> _What needs to be done_
Make an exact copy of the lines below.

> _Collection entries_
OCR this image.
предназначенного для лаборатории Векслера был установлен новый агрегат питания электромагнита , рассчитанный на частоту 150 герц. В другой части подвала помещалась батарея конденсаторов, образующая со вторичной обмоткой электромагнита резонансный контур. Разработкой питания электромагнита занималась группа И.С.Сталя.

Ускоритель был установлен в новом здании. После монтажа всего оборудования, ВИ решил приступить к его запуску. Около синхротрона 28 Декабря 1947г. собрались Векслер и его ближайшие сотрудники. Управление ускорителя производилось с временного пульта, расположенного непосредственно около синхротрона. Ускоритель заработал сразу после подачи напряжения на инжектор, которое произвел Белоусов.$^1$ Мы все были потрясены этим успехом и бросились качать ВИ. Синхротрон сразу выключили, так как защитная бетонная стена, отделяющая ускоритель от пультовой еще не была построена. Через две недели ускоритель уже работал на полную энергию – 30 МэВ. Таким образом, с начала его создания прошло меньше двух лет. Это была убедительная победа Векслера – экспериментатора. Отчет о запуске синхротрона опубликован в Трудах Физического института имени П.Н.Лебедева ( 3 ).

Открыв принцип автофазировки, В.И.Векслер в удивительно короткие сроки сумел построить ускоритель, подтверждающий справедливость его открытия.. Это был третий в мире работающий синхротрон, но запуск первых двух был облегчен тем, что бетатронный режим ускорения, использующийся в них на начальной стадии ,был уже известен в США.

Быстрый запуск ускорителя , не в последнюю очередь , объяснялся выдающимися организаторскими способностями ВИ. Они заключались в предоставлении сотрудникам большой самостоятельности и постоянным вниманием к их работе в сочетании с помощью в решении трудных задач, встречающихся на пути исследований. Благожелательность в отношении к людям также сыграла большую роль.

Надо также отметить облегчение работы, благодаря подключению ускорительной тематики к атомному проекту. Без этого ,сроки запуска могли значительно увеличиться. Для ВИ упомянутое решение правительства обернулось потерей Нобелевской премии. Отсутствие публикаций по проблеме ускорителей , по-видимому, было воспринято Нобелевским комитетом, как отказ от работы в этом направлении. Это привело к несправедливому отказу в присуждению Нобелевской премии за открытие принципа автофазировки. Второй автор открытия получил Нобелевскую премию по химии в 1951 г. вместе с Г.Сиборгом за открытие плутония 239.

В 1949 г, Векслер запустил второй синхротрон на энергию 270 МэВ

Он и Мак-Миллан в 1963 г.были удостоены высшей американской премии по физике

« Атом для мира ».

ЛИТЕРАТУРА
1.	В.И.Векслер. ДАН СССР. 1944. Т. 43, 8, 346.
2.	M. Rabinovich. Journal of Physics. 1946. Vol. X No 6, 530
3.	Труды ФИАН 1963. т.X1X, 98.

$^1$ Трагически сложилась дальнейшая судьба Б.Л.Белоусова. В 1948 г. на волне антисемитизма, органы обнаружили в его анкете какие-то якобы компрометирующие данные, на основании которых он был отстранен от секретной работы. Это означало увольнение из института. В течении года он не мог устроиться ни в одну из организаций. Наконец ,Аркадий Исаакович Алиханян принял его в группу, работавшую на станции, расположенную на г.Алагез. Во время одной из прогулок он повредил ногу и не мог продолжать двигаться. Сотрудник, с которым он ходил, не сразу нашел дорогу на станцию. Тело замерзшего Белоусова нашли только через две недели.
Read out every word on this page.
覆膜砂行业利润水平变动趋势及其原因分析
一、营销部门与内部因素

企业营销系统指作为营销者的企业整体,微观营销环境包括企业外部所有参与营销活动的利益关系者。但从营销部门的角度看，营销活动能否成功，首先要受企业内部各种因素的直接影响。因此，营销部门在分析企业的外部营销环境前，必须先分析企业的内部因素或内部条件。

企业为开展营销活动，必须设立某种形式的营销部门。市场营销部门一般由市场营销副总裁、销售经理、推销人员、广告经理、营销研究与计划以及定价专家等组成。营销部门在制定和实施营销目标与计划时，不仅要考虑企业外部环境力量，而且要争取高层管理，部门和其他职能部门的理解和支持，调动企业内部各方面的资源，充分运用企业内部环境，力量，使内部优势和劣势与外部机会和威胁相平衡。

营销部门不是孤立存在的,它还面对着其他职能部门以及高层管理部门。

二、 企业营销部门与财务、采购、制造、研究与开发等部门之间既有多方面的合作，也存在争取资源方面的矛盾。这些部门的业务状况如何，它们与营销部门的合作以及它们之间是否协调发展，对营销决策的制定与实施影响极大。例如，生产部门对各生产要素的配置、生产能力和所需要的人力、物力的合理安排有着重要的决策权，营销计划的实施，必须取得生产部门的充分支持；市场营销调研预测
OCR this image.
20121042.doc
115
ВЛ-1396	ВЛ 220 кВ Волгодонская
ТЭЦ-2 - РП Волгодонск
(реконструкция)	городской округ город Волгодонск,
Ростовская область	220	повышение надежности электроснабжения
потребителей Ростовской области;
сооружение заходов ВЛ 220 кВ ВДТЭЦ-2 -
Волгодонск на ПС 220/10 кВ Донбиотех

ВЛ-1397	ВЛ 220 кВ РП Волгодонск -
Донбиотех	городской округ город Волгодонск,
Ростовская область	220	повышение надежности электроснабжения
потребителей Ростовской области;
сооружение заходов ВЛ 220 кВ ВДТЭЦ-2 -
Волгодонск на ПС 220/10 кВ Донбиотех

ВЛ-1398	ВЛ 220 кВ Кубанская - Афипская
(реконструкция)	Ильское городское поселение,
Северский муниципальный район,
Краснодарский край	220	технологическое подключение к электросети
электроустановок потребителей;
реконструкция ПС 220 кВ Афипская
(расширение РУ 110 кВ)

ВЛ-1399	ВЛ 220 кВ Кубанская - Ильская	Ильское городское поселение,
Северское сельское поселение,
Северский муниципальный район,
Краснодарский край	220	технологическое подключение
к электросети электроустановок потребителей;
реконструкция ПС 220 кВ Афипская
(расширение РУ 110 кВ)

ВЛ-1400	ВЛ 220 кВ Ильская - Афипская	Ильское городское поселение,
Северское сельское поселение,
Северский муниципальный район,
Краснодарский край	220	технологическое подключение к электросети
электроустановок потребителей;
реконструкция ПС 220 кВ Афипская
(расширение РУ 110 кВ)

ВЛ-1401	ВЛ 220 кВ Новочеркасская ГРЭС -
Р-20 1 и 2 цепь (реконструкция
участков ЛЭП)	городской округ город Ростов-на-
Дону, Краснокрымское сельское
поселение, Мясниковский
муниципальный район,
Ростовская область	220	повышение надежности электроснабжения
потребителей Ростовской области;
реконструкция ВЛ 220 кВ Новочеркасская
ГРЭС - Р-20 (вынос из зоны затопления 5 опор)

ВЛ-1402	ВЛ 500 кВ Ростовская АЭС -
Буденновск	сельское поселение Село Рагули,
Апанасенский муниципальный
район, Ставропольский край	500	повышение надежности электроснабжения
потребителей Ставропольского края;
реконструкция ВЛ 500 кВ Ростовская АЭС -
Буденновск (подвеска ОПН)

> _Response to the exercise_
OCR this image.
предназначенного для лаборатории Векслера был установлен новый агрегат питания электромагнита , рассчитанный на частоту 150 герц. В другой части подвала помещалась батарея конденсаторов, образующая со вторичной обмоткой электромагнита резонансный контур. Разработкой питания электромагнита занималась группа И.С.Сталя.

Ускоритель был установлен в новом здании. После монтажа всего оборудования, ВИ решил приступить к его запуску. Около синхротрона 28 Декабря 1947г. собрались Векслер и его ближайшие сотрудники. Управление ускорителя производилось с временного пульта, расположенного непосредственно около синхротрона. Ускоритель заработал сразу после подачи напряжения на инжектор, которое произвел Белоусов.$^1$ Мы все были потрясены этим успехом и бросились качать ВИ. Синхротрон сразу выключили, так как защитная бетонная стена, отделяющая ускоритель от пультовой еще не была построена. Через две недели ускоритель уже работал на полную энергию – 30 МэВ. Таким образом, с начала его создания прошло меньше двух лет. Это была убедительная победа Векслера – экспериментатора. Отчет о запуске синхротрона опубликован в Трудах Физического института имени П.Н.Лебедева ( 3 ).

Открыв принцип автофазировки, В.И.Векслер в удивительно короткие сроки сумел построить ускоритель, подтверждающий справедливость его открытия.. Это был третий в мире работающий синхротрон, но запуск первых двух был облегчен тем, что бетатронный режим ускорения, использующийся в них на начальной стадии ,был уже известен в США.

Быстрый запуск ускорителя , не в последнюю очередь , объяснялся выдающимися организаторскими способностями ВИ. Они заключались в предоставлении сотрудникам большой самостоятельности и постоянным вниманием к их работе в сочетании с помощью в решении трудных задач, встречающихся на пути исследований. Благожелательность в отношении к людям также сыграла большую роль.

Надо также отметить облегчение работы, благодаря подключению ускорительной тематики к атомному проекту. Без этого ,сроки запуска могли значительно увеличиться. Для ВИ упомянутое решение правительства обернулось потерей Нобелевской премии. Отсутствие публикаций по проблеме ускорителей , по-видимому, было воспринято Нобелевским комитетом, как отказ от работы в этом направлении. Это привело к несправедливому отказу в присуждению Нобелевской премии за открытие принципа автофазировки. Второй автор открытия получил Нобелевскую премию по химии в 1951 г. вместе с Г.Сиборгом за открытие плутония 239.

В 1949 г, Векслер запустил второй синхротрон на энергию 270 МэВ

Он и Мак-Миллан в 1963 г.были удостоены высшей американской премии по физике

« Атом для мира ».

ЛИТЕРАТУРА
1.	В.И.Векслер. ДАН СССР. 1944. Т. 43, 8, 346.
2.	M. Rabinovich. Journal of Physics. 1946. Vol. X No 6, 530
3.	Труды ФИАН 1963. т.X1X, 98.

$^1$ Трагически сложилась дальнейшая судьба Б.Л.Белоусова. В 1948 г. на волне антисемитизма, органы обнаружили в его анкете какие-то якобы компрометирующие данные, на основании которых он был отстранен от секретной работы. Это означало увольнение из института. В течении года он не мог устроиться ни в одну из организаций. Наконец ,Аркадий Исаакович Алиханян принял его в группу, работавшую на станции, расположенную на г.Алагез. Во время одной из прогулок он повредил ногу и не мог продолжать двигаться. Сотрудник, с которым он ходил, не сразу нашел дорогу на станцию. Тело замерзшего Белоусова нашли только через две недели.
Read out every word on this page.
覆膜砂行业利润水平变动趋势及其原因分析
一、营销部门与内部因素

企业营销系统指作为营销者的企业整体,微观营销环境包括企业外部所有参与营销活动的利益关系者。但从营销部门的角度看，营销活动能否成功，首先要受企业内部各种因素的直接影响。因此，营销部门在分析企业的外部营销环境前，必须先分析企业的内部因素或内部条件。

企业为开展营销活动，必须设立某种形式的营销部门。市场营销部门一般由市场营销副总裁、销售经理、推销人员、广告经理、营销研究与计划以及定价专家等组成。营销部门在制定和实施营销目标与计划时，不仅要考虑企业外部环境力量，而且要争取高层管理，部门和其他职能部门的理解和支持，调动企业内部各方面的资源，充分运用企业内部环境，力量，使内部优势和劣势与外部机会和威胁相平衡。

营销部门不是孤立存在的,它还面对着其他职能部门以及高层管理部门。

二、 企业营销部门与财务、采购、制造、研究与开发等部门之间既有多方面的合作，也存在争取资源方面的矛盾。这些部门的业务状况如何，它们与营销部门的合作以及它们之间是否协调发展，对营销决策的制定与实施影响极大。例如，生产部门对各生产要素的配置、生产能力和所需要的人力、物力的合理安排有着重要的决策权，营销计划的实施，必须取得生产部门的充分支持；市场营销调研预测
OCR this image.
20121042.doc
115
ВЛ-1396	ВЛ 220 кВ Волгодонская
ТЭЦ-2 - РП Волгодонск
(реконструкция)	городской округ город Волгодонск,
Ростовская область	220	повышение надежности электроснабжения
потребителей Ростовской области;
сооружение заходов ВЛ 220 кВ ВДТЭЦ-2 -
Волгодонск на ПС 220/10 кВ Донбиотех

ВЛ-1397	ВЛ 220 кВ РП Волгодонск -
Донбиотех	городской округ город Волгодонск,
Ростовская область	220	повышение надежности электроснабжения
потребителей Ростовской области;
сооружение заходов ВЛ 220 кВ ВДТЭЦ-2 -
Волгодонск на ПС 220/10 кВ Донбиотех

ВЛ-1398	ВЛ 220 кВ Кубанская - Афипская
(реконструкция)	Ильское городское поселение,
Северский муниципальный район,
Краснодарский край	220	технологическое подключение к электросети
электроустановок потребителей;
реконструкция ПС 220 кВ Афипская
(расширение РУ 110 кВ)

ВЛ-1399	ВЛ 220 кВ Кубанская - Ильская	Ильское городское поселение,
Северское сельское поселение,
Северский муниципальный район,
Краснодарский край	220	технологическое подключение
к электросети электроустановок потребителей;
реконструкция ПС 220 кВ Афипская
(расширение РУ 110 кВ)

ВЛ-1400	ВЛ 220 кВ Ильская - Афипская	Ильское городское поселение,
Северское сельское поселение,
Северский муниципальный район,
Краснодарский край	220	технологическое подключение к электросети
электроустановок потребителей;
реконструкция ПС 220 кВ Афипская
(расширение РУ 110 кВ)

ВЛ-1401	ВЛ 220 кВ Новочеркасская ГРЭС -
Р-20 1 и 2 цепь (реконструкция
участков ЛЭП)	городской округ город Ростов-на-
Дону, Краснокрымское сельское
поселение, Мясниковский
муниципальный район,
Ростовская область	220	повышение надежности электроснабжения
потребителей Ростовской области;
реконструкция ВЛ 220 кВ Новочеркасская
ГРЭС - Р-20 (вынос из зоны затопления 5 опор)

ВЛ-1402	ВЛ 500 кВ Ростовская АЭС -
Буденновск	сельское поселение Село Рагули,
Апанасенский муниципальный
район, Ставропольский край	500	повышение надежности электроснабжения
потребителей Ставропольского края;
реконструкция ВЛ 500 кВ Ростовская АЭС -
Буденновск (подвеска ОПН)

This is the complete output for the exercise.